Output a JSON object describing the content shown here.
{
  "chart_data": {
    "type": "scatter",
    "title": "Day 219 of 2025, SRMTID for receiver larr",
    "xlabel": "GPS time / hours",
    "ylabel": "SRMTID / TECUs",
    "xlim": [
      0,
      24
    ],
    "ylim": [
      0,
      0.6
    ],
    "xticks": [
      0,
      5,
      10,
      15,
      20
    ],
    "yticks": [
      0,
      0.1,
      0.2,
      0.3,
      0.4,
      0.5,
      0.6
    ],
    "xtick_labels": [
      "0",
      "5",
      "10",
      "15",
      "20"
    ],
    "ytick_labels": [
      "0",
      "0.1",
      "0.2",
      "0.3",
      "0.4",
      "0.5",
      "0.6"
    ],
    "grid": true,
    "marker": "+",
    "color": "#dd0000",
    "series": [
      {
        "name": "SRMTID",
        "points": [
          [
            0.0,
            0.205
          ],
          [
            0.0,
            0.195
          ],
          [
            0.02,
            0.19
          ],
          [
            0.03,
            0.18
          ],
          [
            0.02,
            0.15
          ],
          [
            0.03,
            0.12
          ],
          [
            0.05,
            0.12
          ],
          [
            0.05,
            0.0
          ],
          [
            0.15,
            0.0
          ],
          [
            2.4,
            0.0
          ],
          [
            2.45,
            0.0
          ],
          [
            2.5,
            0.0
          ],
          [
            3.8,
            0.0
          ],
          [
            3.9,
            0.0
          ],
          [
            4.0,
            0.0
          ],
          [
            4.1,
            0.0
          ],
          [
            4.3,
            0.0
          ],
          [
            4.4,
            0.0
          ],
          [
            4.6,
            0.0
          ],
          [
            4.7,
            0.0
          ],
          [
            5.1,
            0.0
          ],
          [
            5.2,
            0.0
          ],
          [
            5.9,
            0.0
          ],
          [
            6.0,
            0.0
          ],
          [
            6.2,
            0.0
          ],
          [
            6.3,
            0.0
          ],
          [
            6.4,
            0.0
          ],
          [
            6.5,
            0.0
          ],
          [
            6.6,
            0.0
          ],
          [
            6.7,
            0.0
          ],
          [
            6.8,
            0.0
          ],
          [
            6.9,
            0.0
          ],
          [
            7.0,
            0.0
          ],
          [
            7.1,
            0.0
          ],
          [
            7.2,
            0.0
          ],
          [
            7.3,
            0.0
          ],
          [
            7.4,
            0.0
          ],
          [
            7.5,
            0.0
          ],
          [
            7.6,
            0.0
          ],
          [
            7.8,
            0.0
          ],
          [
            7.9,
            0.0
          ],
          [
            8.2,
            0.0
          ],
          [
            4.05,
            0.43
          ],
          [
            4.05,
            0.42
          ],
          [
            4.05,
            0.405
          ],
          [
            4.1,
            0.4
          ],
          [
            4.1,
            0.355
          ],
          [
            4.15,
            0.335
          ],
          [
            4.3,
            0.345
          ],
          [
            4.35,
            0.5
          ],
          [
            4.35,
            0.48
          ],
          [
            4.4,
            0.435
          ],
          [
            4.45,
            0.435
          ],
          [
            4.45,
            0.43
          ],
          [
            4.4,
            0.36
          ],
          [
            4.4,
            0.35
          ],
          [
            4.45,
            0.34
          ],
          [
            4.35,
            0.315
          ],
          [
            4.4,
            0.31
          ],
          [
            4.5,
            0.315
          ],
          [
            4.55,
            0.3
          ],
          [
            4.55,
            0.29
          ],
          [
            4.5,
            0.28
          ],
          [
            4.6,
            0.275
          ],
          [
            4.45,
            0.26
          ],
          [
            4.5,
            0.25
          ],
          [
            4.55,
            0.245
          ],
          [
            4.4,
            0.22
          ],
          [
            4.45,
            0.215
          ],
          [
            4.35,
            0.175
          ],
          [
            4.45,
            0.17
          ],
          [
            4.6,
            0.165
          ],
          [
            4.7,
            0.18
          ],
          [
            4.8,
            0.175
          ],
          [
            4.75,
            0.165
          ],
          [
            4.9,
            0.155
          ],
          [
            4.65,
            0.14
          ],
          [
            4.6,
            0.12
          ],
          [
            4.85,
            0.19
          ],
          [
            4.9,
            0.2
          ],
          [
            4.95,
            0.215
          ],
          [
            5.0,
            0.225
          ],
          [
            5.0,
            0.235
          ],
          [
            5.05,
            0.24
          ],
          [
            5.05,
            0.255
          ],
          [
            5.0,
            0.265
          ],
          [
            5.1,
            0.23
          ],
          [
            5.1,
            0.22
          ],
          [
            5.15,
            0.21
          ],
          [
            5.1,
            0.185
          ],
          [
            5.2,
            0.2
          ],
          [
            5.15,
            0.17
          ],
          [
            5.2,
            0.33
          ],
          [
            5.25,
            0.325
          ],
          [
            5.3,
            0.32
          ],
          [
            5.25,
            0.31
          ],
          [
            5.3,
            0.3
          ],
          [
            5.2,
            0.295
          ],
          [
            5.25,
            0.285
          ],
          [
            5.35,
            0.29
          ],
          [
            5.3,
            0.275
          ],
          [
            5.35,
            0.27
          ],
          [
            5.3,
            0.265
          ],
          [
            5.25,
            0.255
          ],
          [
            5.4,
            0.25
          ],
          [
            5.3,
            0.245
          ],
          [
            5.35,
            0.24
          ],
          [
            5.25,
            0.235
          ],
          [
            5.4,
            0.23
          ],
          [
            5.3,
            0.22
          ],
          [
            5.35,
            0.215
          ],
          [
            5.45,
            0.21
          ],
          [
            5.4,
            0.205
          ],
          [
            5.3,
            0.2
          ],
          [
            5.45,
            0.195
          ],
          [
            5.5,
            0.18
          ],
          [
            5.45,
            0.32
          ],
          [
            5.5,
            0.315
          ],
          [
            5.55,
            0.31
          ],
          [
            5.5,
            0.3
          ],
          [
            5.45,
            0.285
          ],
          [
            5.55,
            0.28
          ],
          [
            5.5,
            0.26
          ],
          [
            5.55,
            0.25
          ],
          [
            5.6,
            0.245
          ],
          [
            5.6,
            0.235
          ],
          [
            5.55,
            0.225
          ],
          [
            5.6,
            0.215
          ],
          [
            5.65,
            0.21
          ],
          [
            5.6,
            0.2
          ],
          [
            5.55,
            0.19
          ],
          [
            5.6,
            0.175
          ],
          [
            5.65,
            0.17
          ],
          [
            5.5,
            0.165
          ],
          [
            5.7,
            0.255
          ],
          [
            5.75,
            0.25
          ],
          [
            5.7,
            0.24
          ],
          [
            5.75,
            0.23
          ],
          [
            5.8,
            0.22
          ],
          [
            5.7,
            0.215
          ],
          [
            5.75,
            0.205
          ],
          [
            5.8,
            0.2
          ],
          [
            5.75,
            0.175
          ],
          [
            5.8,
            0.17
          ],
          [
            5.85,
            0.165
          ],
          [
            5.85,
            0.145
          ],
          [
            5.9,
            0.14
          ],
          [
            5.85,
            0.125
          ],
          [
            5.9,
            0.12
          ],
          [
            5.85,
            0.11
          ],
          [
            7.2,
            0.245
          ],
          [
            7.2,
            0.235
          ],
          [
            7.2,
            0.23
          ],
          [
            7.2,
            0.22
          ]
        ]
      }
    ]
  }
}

============================================================

**BRIEF**
Gather all the lines that include the word "SRMTID" and copy them out.

**RESPONSE FOR THIS EXERCISE**
    "title": "Day 219 of 2025, SRMTID for receiver larr",
    "ylabel": "SRMTID / TECUs",
        "name": "SRMTID",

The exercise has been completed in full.